Directive
In the data that follows, count each line holding the string "waarvan"; answer with the number only.

Stored records
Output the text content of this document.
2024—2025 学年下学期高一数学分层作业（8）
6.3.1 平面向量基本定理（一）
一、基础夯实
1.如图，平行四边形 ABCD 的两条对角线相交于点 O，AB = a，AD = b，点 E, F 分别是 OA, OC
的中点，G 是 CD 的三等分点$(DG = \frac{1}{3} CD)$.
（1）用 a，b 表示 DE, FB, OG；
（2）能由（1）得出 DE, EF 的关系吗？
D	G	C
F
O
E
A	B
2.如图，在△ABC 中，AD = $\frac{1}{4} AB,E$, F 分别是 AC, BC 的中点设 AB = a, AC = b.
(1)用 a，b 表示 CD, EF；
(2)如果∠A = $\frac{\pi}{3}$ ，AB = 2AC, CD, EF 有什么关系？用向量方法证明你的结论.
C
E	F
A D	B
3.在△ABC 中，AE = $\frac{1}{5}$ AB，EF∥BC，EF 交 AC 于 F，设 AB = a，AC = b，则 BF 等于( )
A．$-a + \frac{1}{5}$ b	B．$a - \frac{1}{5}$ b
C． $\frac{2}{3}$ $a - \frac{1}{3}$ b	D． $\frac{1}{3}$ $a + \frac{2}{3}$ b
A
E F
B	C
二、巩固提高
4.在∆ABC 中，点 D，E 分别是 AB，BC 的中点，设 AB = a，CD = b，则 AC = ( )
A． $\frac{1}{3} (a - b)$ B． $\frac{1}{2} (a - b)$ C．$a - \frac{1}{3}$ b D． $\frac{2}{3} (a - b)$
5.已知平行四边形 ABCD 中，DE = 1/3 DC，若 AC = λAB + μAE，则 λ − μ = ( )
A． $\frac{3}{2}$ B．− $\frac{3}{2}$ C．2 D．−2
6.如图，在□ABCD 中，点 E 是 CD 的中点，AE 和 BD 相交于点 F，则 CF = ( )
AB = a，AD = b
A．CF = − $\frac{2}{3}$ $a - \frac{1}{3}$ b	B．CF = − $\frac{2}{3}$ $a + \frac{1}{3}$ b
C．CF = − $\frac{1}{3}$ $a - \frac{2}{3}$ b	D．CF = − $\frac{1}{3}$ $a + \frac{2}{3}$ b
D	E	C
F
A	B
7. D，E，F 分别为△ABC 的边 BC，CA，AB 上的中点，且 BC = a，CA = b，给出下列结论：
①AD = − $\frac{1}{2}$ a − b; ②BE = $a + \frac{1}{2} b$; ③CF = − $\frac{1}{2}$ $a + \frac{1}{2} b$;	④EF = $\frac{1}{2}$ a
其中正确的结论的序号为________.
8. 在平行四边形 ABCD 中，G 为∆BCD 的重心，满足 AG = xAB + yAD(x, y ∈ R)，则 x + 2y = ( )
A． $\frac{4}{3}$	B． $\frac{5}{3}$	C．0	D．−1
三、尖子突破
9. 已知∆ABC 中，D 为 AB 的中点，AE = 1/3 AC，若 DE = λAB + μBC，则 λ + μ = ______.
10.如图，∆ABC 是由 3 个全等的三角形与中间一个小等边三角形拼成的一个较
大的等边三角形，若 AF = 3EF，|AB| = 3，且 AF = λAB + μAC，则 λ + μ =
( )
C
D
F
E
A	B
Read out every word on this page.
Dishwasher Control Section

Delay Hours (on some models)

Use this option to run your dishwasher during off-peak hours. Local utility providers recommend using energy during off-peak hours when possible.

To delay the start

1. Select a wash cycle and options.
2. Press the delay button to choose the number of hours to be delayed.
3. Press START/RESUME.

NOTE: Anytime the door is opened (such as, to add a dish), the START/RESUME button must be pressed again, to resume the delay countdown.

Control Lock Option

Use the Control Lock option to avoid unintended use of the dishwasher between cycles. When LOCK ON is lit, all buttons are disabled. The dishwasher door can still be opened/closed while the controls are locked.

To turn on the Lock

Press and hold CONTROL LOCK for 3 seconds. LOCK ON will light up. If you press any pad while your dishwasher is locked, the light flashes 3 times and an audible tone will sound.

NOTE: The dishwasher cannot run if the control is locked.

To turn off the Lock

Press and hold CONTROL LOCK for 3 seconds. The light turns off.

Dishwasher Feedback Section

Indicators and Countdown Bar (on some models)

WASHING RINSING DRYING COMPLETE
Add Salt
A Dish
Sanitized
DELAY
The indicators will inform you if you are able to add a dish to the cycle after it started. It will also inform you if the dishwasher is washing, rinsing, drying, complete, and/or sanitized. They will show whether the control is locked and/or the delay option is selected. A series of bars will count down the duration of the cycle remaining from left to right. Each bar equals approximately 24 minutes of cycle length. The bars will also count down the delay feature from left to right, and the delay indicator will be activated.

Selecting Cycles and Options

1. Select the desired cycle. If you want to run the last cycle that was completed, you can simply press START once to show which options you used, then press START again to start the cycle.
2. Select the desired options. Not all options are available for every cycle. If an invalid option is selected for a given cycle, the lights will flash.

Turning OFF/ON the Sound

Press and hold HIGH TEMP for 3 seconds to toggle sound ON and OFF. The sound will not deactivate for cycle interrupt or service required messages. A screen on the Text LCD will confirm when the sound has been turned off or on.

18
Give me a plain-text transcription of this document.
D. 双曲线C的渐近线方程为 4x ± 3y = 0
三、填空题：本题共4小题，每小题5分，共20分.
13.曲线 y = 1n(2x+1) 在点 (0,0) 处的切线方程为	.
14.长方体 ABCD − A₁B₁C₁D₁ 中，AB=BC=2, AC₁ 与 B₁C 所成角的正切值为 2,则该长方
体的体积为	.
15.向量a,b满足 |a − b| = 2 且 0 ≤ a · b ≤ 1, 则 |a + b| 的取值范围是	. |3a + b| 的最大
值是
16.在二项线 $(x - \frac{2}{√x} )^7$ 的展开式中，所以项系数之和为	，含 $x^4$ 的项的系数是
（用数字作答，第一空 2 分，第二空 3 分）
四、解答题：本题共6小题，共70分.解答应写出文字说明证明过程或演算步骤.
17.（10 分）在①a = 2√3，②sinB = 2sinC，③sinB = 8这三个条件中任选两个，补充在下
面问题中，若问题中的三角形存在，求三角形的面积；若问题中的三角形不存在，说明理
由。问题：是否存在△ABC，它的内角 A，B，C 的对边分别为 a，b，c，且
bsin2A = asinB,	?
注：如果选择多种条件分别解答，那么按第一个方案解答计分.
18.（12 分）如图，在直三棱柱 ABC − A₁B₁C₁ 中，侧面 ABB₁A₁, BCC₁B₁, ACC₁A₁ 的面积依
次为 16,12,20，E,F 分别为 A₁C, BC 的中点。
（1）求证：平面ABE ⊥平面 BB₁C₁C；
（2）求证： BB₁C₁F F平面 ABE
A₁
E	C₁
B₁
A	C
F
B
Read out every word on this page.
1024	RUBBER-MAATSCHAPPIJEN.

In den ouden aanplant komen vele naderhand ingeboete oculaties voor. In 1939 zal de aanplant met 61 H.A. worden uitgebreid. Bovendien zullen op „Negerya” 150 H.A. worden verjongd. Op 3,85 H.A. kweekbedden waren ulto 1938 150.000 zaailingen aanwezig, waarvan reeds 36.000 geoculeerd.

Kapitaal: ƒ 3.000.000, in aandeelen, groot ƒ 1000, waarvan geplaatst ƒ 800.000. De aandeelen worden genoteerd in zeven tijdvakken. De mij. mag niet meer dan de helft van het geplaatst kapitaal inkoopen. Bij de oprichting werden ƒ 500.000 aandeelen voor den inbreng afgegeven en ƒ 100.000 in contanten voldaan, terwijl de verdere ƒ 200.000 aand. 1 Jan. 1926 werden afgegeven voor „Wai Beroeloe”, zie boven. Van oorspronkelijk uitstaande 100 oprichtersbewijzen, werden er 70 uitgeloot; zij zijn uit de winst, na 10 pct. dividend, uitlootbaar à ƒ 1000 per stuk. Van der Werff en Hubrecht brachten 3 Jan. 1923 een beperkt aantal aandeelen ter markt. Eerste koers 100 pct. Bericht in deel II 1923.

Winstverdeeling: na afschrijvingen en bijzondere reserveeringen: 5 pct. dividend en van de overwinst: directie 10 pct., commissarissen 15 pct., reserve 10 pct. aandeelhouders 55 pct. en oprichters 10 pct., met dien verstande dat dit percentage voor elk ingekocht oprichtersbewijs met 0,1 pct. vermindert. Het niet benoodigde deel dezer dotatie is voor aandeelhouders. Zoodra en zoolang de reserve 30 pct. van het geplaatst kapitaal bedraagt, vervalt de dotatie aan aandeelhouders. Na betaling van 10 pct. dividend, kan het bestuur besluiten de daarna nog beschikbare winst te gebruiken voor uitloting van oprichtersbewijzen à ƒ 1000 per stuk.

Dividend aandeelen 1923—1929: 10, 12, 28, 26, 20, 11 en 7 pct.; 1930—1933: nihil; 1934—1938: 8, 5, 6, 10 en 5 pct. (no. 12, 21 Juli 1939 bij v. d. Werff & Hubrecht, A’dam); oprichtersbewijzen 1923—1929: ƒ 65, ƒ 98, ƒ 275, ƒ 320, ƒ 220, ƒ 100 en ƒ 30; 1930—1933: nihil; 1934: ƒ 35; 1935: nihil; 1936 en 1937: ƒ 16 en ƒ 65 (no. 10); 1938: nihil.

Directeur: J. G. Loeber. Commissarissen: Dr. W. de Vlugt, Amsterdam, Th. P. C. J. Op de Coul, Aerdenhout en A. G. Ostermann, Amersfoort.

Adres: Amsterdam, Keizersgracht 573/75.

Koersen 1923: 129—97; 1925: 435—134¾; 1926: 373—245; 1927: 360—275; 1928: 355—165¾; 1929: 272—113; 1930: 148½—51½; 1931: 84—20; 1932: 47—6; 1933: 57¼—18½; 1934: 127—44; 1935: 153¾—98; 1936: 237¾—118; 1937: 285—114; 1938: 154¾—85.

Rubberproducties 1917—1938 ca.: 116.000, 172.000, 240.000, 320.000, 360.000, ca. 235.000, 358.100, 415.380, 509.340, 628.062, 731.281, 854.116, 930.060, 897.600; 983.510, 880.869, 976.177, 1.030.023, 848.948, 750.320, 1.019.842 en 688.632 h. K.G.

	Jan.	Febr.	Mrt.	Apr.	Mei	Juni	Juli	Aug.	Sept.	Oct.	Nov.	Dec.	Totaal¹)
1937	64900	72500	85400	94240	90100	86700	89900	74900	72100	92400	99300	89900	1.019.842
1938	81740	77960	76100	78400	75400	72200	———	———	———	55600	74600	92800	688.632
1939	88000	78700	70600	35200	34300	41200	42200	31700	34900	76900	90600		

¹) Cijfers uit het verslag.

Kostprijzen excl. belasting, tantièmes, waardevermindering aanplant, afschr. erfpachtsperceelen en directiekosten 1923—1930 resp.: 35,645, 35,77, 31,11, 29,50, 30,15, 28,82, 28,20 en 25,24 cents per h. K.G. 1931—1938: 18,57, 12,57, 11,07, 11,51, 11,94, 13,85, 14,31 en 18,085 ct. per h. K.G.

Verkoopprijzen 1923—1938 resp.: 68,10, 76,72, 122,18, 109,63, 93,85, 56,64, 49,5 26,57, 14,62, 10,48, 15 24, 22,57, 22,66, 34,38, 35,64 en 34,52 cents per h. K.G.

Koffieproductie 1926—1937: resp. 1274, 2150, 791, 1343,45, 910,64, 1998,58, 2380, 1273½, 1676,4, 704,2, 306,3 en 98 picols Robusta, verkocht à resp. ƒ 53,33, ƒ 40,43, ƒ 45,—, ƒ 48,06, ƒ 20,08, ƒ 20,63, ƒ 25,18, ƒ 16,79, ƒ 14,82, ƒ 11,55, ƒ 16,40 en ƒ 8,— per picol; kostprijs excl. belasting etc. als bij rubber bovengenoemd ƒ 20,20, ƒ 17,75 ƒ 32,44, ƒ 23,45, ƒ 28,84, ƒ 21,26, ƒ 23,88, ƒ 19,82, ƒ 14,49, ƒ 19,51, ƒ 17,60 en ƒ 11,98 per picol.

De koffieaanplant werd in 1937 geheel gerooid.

Output for this task
2